(Lines of data)
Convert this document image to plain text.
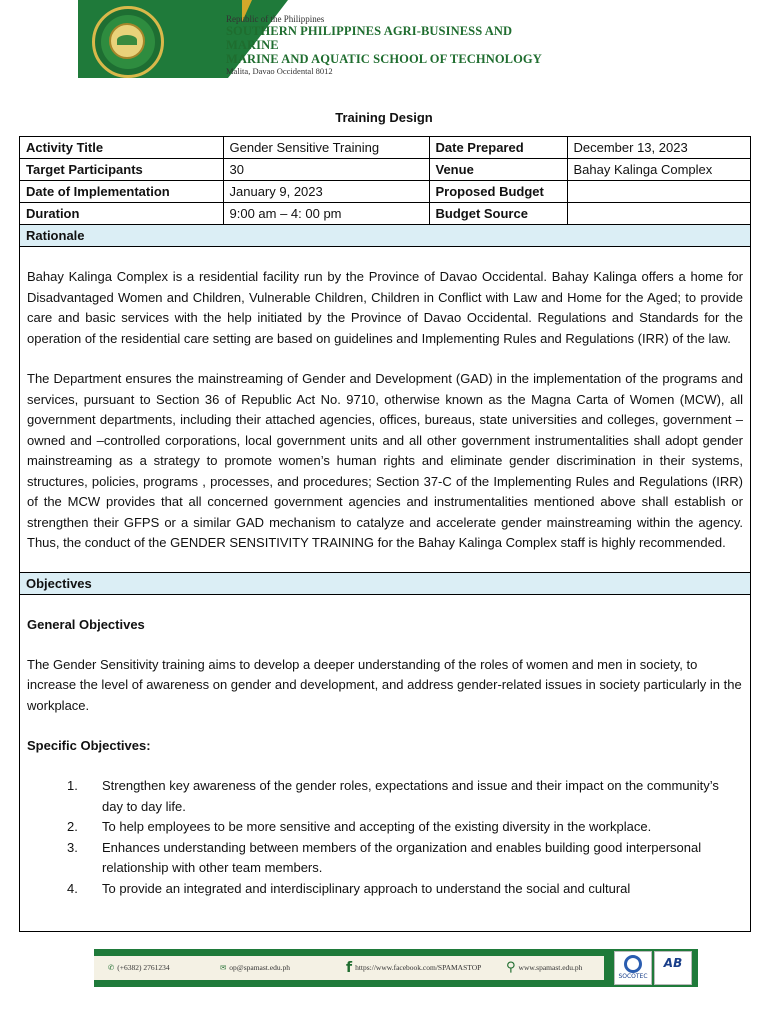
Republic of the Philippines
SOUTHERN PHILIPPINES AGRI-BUSINESS AND MARINE
MARINE AND AQUATIC SCHOOL OF TECHNOLOGY
Malita, Davao Occidental 8012
Training Design
Activity Title	Gender Sensitive Training	Date Prepared	December 13, 2023
Target Participants	30	Venue	Bahay Kalinga Complex
Date of Implementation	January 9, 2023	Proposed Budget	
Duration	9:00 am – 4: 00 pm	Budget Source	
Rationale

Bahay Kalinga Complex is a residential facility run by the Province of Davao Occidental. Bahay Kalinga offers a home for Disadvantaged Women and Children, Vulnerable Children, Children in Conflict with Law and Home for the Aged; to provide care and basic services with the help initiated by the Province of Davao Occidental. Regulations and Standards for the operation of the residential care setting are based on guidelines and Implementing Rules and Regulations (IRR) of the law.

The Department ensures the mainstreaming of Gender and Development (GAD) in the implementation of the programs and services, pursuant to Section 36 of Republic Act No. 9710, otherwise known as the Magna Carta of Women (MCW), all government departments, including their attached agencies, offices, bureaus, state universities and colleges, government –owned and –controlled corporations, local government units and all other government instrumentalities shall adopt gender mainstreaming as a strategy to promote women’s human rights and eliminate gender discrimination in their systems, structures, policies, programs , processes, and procedures; Section 37-C of the Implementing Rules and Regulations (IRR) of the MCW provides that all concerned government agencies and instrumentalities mentioned above shall establish or strengthen their GFPS or a similar GAD mechanism to catalyze and accelerate gender mainstreaming within the agency. Thus, the conduct of the GENDER SENSITIVITY TRAINING for the Bahay Kalinga Complex staff is highly recommended.

Objectives
General Objectives

The Gender Sensitivity training aims to develop a deeper understanding of the roles of women and men in society, to increase the level of awareness on gender and development, and address gender-related issues in society particularly in the workplace.

Specific Objectives:
1. Strengthen key awareness of the gender roles, expectations and issue and their impact on the community’s day to day life.
2. To help employees to be more sensitive and accepting of the existing diversity in the workplace.
3. Enhances understanding between members of the organization and enables building good interpersonal relationship with other team members.
4. To provide an integrated and interdisciplinary approach to understand the social and cultural
✆ (+6382) 2761234	✉ op@spamast.edu.ph	fhttps://www.facebook.com/SPAMASTOP ⚲ www.spamast.edu.ph
SOCOTEC
AB
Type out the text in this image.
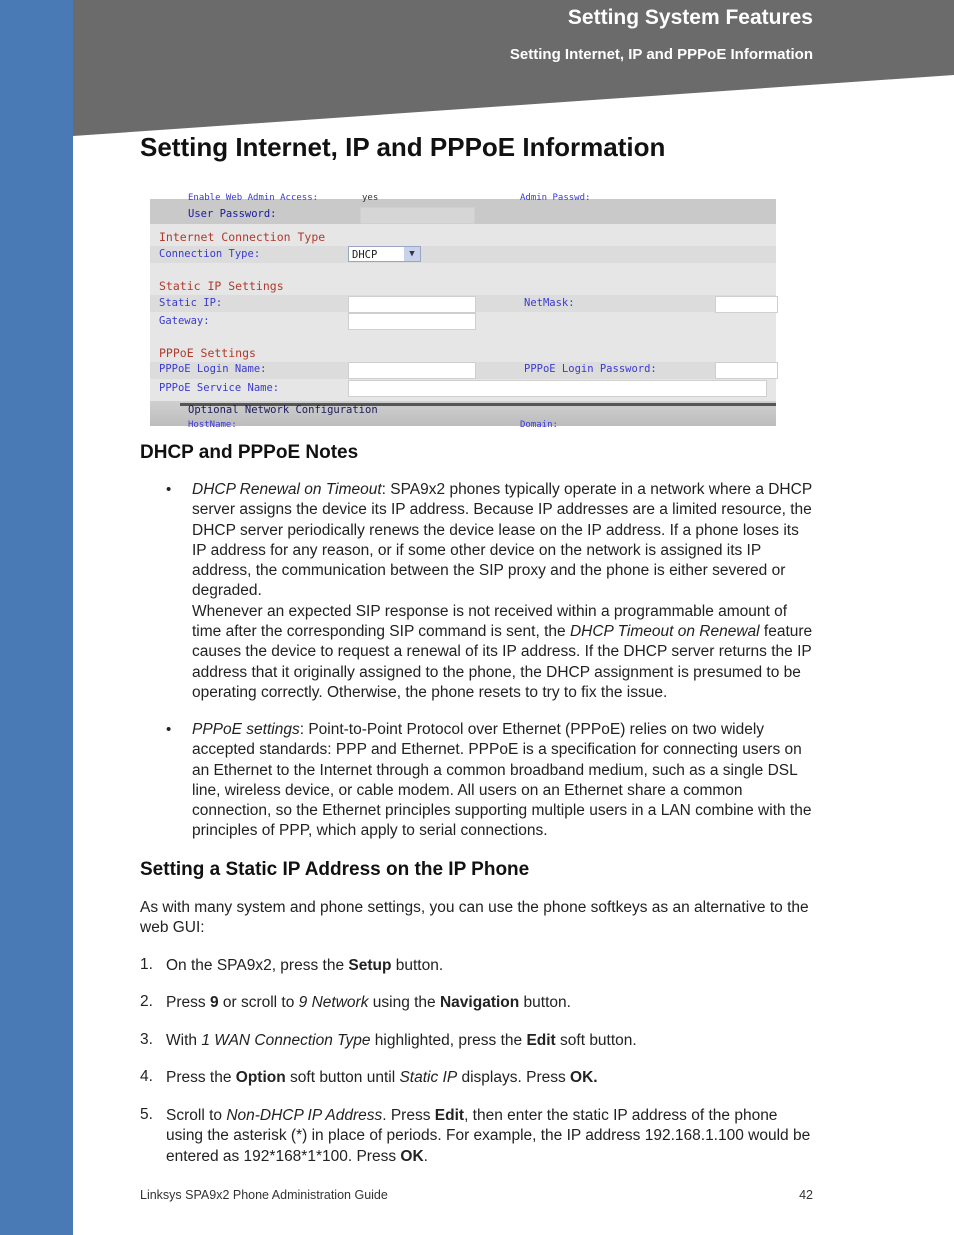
Setting System Features
Setting Internet, IP and PPPoE Information
Setting Internet, IP and PPPoE Information
Enable Web Admin Access:	yes	Admin Passwd:
User Password:
Internet Connection Type
Connection Type:	DHCP	▼
Static IP Settings
Static IP:	NetMask:
Gateway:
PPPoE Settings
PPPoE Login Name:	PPPoE Login Password:
PPPoE Service Name:
Optional Network Configuration
HostName:	Domain:
DHCP and PPPoE Notes
• DHCP Renewal on Timeout: SPA9x2 phones typically operate in a network where a DHCP server assigns the device its IP address. Because IP addresses are a limited resource, the DHCP server periodically renews the device lease on the IP address. If a phone loses its IP address for any reason, or if some other device on the network is assigned its IP address, the communication between the SIP proxy and the phone is either severed or degraded.

Whenever an expected SIP response is not received within a programmable amount of time after the corresponding SIP command is sent, the DHCP Timeout on Renewal feature causes the device to request a renewal of its IP address. If the DHCP server returns the IP address that it originally assigned to the phone, the DHCP assignment is presumed to be operating correctly. Otherwise, the phone resets to try to fix the issue.

• PPPoE settings: Point-to-Point Protocol over Ethernet (PPPoE) relies on two widely accepted standards: PPP and Ethernet. PPPoE is a specification for connecting users on an Ethernet to the Internet through a common broadband medium, such as a single DSL line, wireless device, or cable modem. All users on an Ethernet share a common connection, so the Ethernet principles supporting multiple users in a LAN combine with the principles of PPP, which apply to serial connections.

Setting a Static IP Address on the IP Phone

As with many system and phone settings, you can use the phone softkeys as an alternative to the web GUI:

1. On the SPA9x2, press the Setup button.
2. Press 9 or scroll to 9 Network using the Navigation button.
3. With 1 WAN Connection Type highlighted, press the Edit soft button.
4. Press the Option soft button until Static IP displays. Press OK.
5. Scroll to Non-DHCP IP Address. Press Edit, then enter the static IP address of the phone using the asterisk (*) in place of periods. For example, the IP address 192.168.1.100 would be entered as 192*168*1*100. Press OK.
Linksys SPA9x2 Phone Administration Guide	42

> _What is needed_:
Transcribe the whole listing exactly. Pictures stay out of your copy.

> _Answer to the exercise_:
Convert this document image to plain text.
Republic of the Philippines
SOUTHERN PHILIPPINES AGRI-BUSINESS AND MARINE
MARINE AND AQUATIC SCHOOL OF TECHNOLOGY
Malita, Davao Occidental 8012
Training Design
Activity Title	Gender Sensitive Training	Date Prepared	December 13, 2023
Target Participants	30	Venue	Bahay Kalinga Complex
Date of Implementation	January 9, 2023	Proposed Budget	
Duration	9:00 am – 4: 00 pm	Budget Source	
Rationale

Bahay Kalinga Complex is a residential facility run by the Province of Davao Occidental. Bahay Kalinga offers a home for Disadvantaged Women and Children, Vulnerable Children, Children in Conflict with Law and Home for the Aged; to provide care and basic services with the help initiated by the Province of Davao Occidental. Regulations and Standards for the operation of the residential care setting are based on guidelines and Implementing Rules and Regulations (IRR) of the law.

The Department ensures the mainstreaming of Gender and Development (GAD) in the implementation of the programs and services, pursuant to Section 36 of Republic Act No. 9710, otherwise known as the Magna Carta of Women (MCW), all government departments, including their attached agencies, offices, bureaus, state universities and colleges, government –owned and –controlled corporations, local government units and all other government instrumentalities shall adopt gender mainstreaming as a strategy to promote women’s human rights and eliminate gender discrimination in their systems, structures, policies, programs , processes, and procedures; Section 37-C of the Implementing Rules and Regulations (IRR) of the MCW provides that all concerned government agencies and instrumentalities mentioned above shall establish or strengthen their GFPS or a similar GAD mechanism to catalyze and accelerate gender mainstreaming within the agency. Thus, the conduct of the GENDER SENSITIVITY TRAINING for the Bahay Kalinga Complex staff is highly recommended.

Objectives
General Objectives

The Gender Sensitivity training aims to develop a deeper understanding of the roles of women and men in society, to increase the level of awareness on gender and development, and address gender-related issues in society particularly in the workplace.

Specific Objectives:
1. Strengthen key awareness of the gender roles, expectations and issue and their impact on the community’s day to day life.
2. To help employees to be more sensitive and accepting of the existing diversity in the workplace.
3. Enhances understanding between members of the organization and enables building good interpersonal relationship with other team members.
4. To provide an integrated and interdisciplinary approach to understand the social and cultural
✆ (+6382) 2761234	✉ op@spamast.edu.ph	fhttps://www.facebook.com/SPAMASTOP ⚲ www.spamast.edu.ph
SOCOTEC
AB
Type out the text in this image.
Setting System Features
Setting Internet, IP and PPPoE Information
Setting Internet, IP and PPPoE Information
Enable Web Admin Access:	yes	Admin Passwd:
User Password:
Internet Connection Type
Connection Type:	DHCP	▼
Static IP Settings
Static IP:	NetMask:
Gateway:
PPPoE Settings
PPPoE Login Name:	PPPoE Login Password:
PPPoE Service Name:
Optional Network Configuration
HostName:	Domain:
DHCP and PPPoE Notes
• DHCP Renewal on Timeout: SPA9x2 phones typically operate in a network where a DHCP server assigns the device its IP address. Because IP addresses are a limited resource, the DHCP server periodically renews the device lease on the IP address. If a phone loses its IP address for any reason, or if some other device on the network is assigned its IP address, the communication between the SIP proxy and the phone is either severed or degraded.

Whenever an expected SIP response is not received within a programmable amount of time after the corresponding SIP command is sent, the DHCP Timeout on Renewal feature causes the device to request a renewal of its IP address. If the DHCP server returns the IP address that it originally assigned to the phone, the DHCP assignment is presumed to be operating correctly. Otherwise, the phone resets to try to fix the issue.

• PPPoE settings: Point-to-Point Protocol over Ethernet (PPPoE) relies on two widely accepted standards: PPP and Ethernet. PPPoE is a specification for connecting users on an Ethernet to the Internet through a common broadband medium, such as a single DSL line, wireless device, or cable modem. All users on an Ethernet share a common connection, so the Ethernet principles supporting multiple users in a LAN combine with the principles of PPP, which apply to serial connections.

Setting a Static IP Address on the IP Phone

As with many system and phone settings, you can use the phone softkeys as an alternative to the web GUI:

1. On the SPA9x2, press the Setup button.
2. Press 9 or scroll to 9 Network using the Navigation button.
3. With 1 WAN Connection Type highlighted, press the Edit soft button.
4. Press the Option soft button until Static IP displays. Press OK.
5. Scroll to Non-DHCP IP Address. Press Edit, then enter the static IP address of the phone using the asterisk (*) in place of periods. For example, the IP address 192.168.1.100 would be entered as 192*168*1*100. Press OK.
Linksys SPA9x2 Phone Administration Guide	42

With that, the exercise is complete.